Skip the pictures. Copy all the rest of the records down exactly.

================================

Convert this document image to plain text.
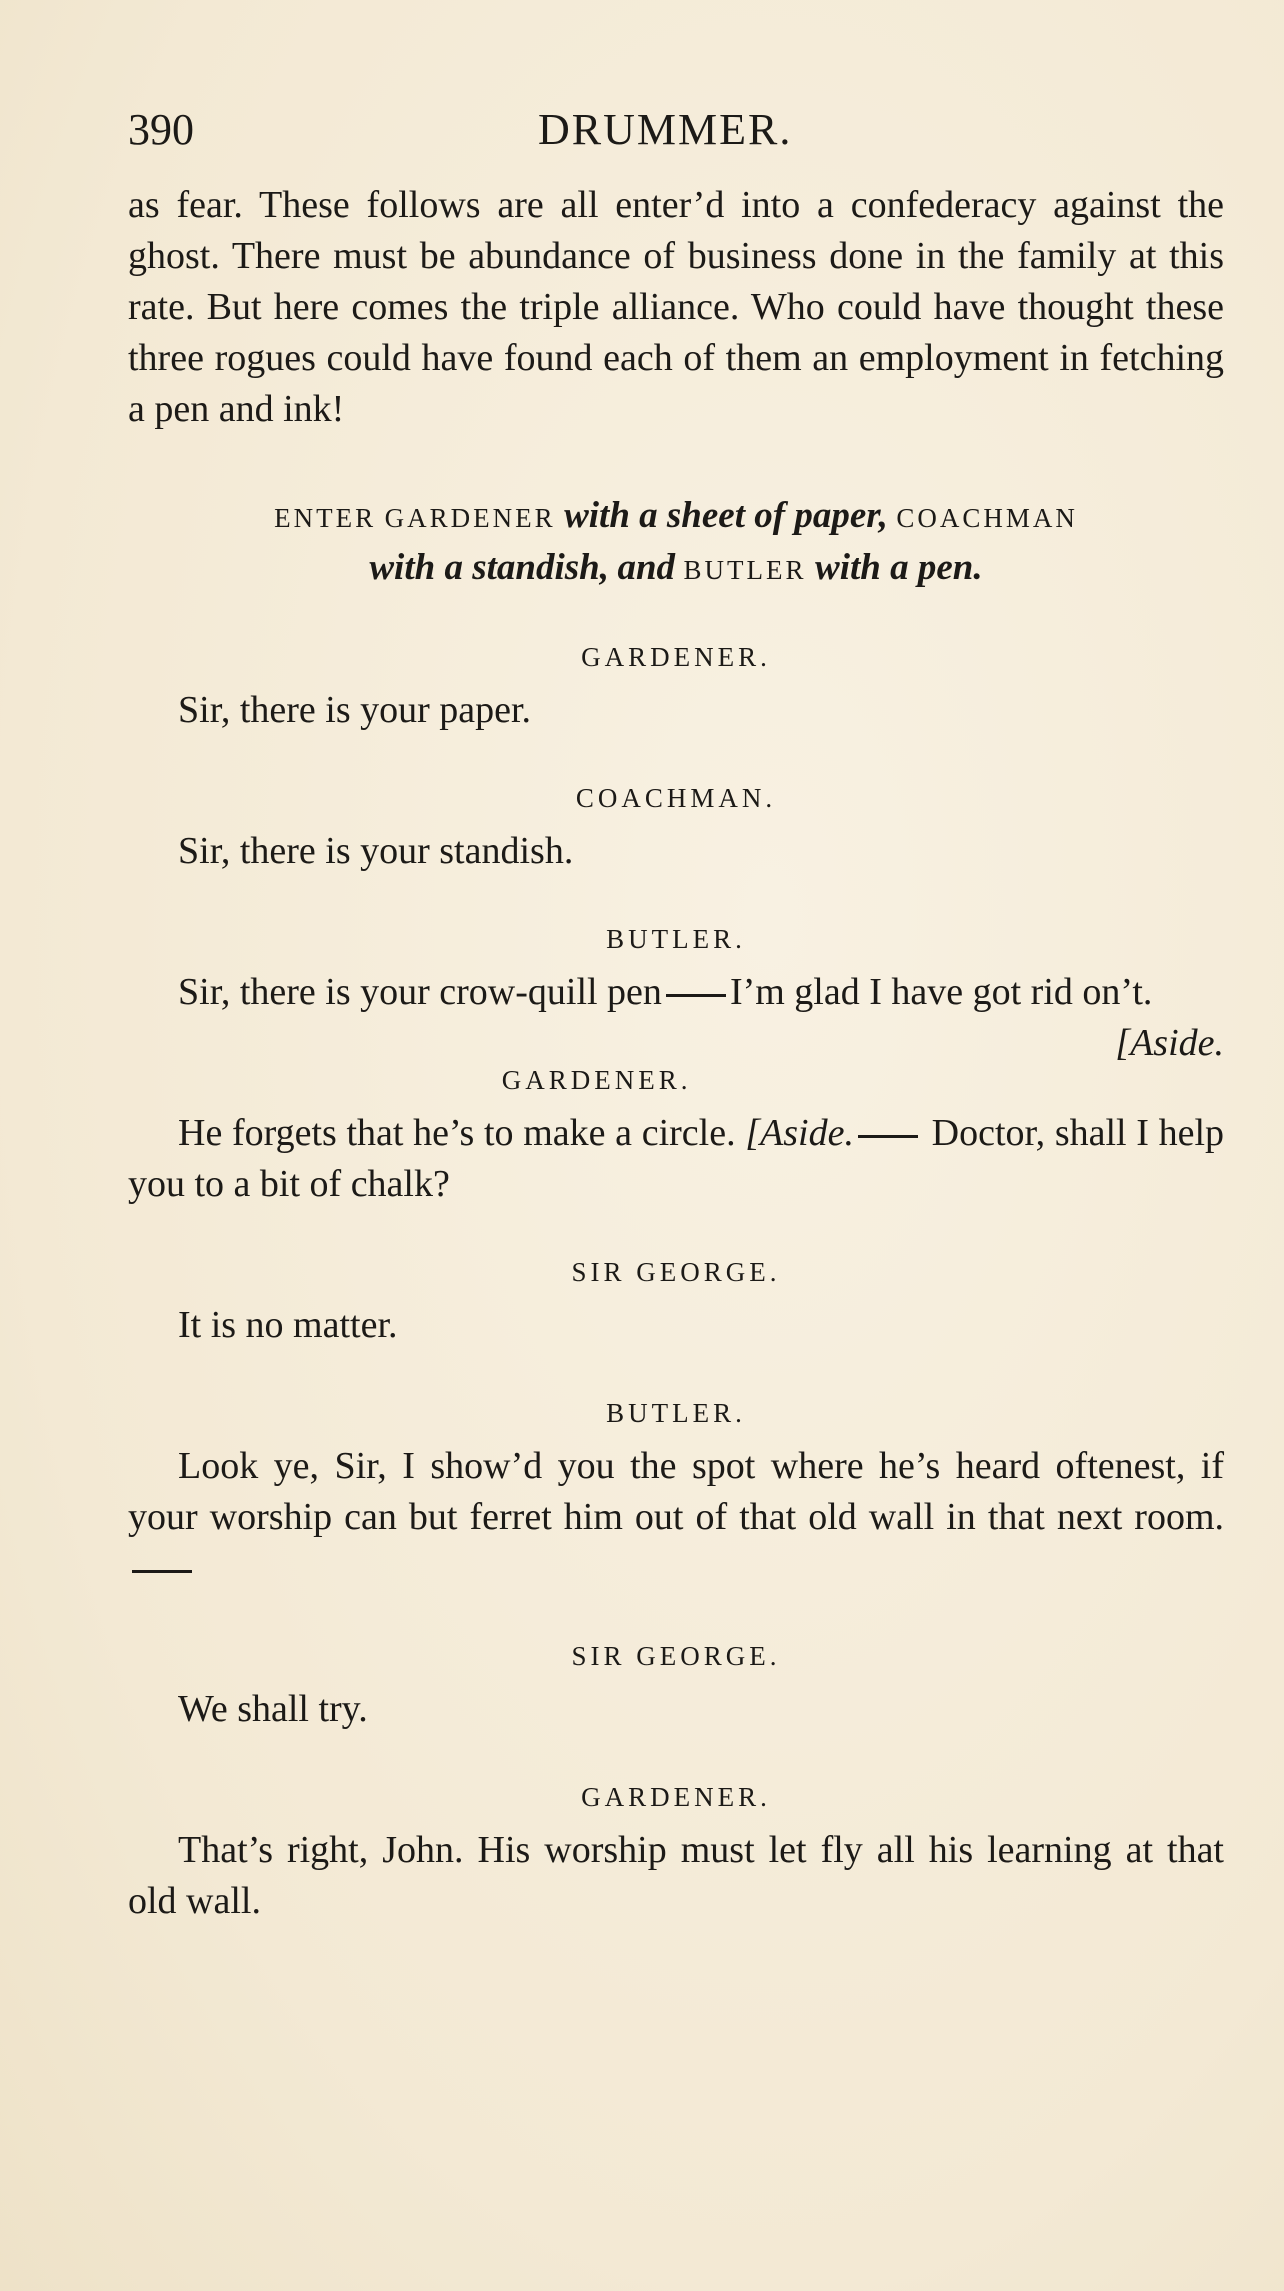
390	DRUMMER.

as fear. These follows are all enter’d into a confederacy against the ghost. There must be abundance of business done in the family at this rate. But here comes the triple alliance. Who could have thought these three rogues could have found each of them an employment in fetching a pen and ink!

ENTER GARDENER with a sheet of paper, COACHMAN
with a standish, and BUTLER with a pen.

GARDENER.

Sir, there is your paper.

COACHMAN.

Sir, there is your standish.

BUTLER.

Sir, there is your crow-quill pen I’m glad I have got rid on’t.
[Aside.

GARDENER.

He forgets that he’s to make a circle. [Aside. Doctor, shall I help you to a bit of chalk?

SIR GEORGE.

It is no matter.

BUTLER.

Look ye, Sir, I show’d you the spot where he’s heard oftenest, if your worship can but ferret him out of that old wall in that next room.

SIR GEORGE.

We shall try.

GARDENER.

That’s right, John. His worship must let fly all his learning at that old wall.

================================

Written solution:
Convert this document image to plain text.
390	DRUMMER.

as fear. These follows are all enter’d into a confederacy against the ghost. There must be abundance of business done in the family at this rate. But here comes the triple alliance. Who could have thought these three rogues could have found each of them an employment in fetching a pen and ink!

ENTER GARDENER with a sheet of paper, COACHMAN
with a standish, and BUTLER with a pen.

GARDENER.

Sir, there is your paper.

COACHMAN.

Sir, there is your standish.

BUTLER.

Sir, there is your crow-quill pen I’m glad I have got rid on’t.
[Aside.

GARDENER.

He forgets that he’s to make a circle. [Aside. Doctor, shall I help you to a bit of chalk?

SIR GEORGE.

It is no matter.

BUTLER.

Look ye, Sir, I show’d you the spot where he’s heard oftenest, if your worship can but ferret him out of that old wall in that next room.

SIR GEORGE.

We shall try.

GARDENER.

That’s right, John. His worship must let fly all his learning at that old wall.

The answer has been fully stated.